Instructions to follow: Copy every line in the records below that contains the word "image".

# start of Provided data

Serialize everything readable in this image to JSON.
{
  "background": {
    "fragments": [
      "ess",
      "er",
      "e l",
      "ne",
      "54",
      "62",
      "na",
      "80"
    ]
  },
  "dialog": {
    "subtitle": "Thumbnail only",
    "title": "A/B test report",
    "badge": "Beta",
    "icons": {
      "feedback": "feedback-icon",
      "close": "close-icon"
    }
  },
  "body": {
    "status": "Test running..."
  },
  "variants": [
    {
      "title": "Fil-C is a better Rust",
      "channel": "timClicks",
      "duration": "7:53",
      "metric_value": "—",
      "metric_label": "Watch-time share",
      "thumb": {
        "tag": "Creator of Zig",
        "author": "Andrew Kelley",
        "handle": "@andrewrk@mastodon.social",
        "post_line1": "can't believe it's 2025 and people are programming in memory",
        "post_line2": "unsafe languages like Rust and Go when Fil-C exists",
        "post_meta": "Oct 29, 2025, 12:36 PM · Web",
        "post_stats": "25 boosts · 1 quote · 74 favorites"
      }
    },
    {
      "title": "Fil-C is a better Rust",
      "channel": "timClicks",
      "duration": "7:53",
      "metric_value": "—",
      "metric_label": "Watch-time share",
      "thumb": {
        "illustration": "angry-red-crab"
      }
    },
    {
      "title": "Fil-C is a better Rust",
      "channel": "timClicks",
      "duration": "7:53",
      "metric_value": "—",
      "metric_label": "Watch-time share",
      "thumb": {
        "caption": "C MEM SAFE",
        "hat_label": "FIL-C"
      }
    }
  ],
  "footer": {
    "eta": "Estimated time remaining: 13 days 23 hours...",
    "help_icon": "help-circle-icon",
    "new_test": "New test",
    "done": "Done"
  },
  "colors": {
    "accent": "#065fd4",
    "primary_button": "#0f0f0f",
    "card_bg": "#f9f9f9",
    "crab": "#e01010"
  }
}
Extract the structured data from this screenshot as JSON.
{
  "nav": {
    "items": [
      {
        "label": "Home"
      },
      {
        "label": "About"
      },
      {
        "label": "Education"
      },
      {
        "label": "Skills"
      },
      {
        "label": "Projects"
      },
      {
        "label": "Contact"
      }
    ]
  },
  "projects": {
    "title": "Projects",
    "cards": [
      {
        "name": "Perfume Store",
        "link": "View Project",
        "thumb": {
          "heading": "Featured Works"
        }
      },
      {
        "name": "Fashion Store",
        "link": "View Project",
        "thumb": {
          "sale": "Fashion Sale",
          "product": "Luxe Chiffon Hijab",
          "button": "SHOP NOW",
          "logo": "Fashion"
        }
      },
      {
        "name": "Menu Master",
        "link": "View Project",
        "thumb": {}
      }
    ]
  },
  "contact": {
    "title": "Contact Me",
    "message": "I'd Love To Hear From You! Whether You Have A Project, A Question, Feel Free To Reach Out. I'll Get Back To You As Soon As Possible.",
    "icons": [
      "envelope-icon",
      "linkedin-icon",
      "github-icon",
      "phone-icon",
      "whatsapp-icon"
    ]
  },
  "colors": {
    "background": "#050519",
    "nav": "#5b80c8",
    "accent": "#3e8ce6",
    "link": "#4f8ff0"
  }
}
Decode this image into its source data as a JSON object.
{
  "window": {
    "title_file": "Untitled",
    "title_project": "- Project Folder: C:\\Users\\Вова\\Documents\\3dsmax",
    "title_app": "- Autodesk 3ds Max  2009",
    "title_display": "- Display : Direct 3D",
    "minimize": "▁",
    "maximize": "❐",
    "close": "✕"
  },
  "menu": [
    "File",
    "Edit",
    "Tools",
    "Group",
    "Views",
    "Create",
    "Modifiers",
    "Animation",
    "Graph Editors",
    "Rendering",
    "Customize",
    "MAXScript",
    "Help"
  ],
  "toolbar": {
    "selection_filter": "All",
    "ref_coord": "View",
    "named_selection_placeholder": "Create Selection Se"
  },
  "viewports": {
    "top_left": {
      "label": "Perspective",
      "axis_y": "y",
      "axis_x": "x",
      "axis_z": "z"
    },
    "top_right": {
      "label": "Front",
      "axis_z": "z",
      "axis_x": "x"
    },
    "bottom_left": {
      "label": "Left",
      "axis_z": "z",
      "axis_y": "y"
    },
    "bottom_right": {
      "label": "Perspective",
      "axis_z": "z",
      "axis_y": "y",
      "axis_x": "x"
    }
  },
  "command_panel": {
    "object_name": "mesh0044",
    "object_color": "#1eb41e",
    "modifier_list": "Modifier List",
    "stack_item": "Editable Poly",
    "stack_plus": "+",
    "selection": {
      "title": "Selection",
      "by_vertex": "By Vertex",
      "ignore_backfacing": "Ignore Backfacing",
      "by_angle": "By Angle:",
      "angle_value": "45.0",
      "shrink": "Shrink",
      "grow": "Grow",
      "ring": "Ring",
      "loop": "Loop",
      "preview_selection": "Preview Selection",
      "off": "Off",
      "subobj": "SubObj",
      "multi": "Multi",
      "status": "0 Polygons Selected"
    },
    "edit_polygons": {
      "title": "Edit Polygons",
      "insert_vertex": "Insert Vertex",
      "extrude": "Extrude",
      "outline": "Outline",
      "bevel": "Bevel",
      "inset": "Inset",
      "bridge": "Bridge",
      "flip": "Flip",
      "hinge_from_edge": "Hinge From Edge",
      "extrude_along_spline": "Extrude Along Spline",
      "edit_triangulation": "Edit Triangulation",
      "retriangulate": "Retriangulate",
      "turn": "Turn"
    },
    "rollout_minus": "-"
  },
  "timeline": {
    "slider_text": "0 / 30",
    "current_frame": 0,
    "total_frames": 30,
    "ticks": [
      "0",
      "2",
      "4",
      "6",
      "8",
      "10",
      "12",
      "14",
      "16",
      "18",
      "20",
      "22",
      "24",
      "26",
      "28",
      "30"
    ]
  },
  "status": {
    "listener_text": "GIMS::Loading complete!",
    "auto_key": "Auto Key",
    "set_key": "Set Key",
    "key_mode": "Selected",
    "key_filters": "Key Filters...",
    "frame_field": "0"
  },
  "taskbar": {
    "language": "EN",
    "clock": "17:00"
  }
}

# end of Provided data

The result:
Serialize everything readable in this image to JSON.
Decode this image into its source data as a JSON object.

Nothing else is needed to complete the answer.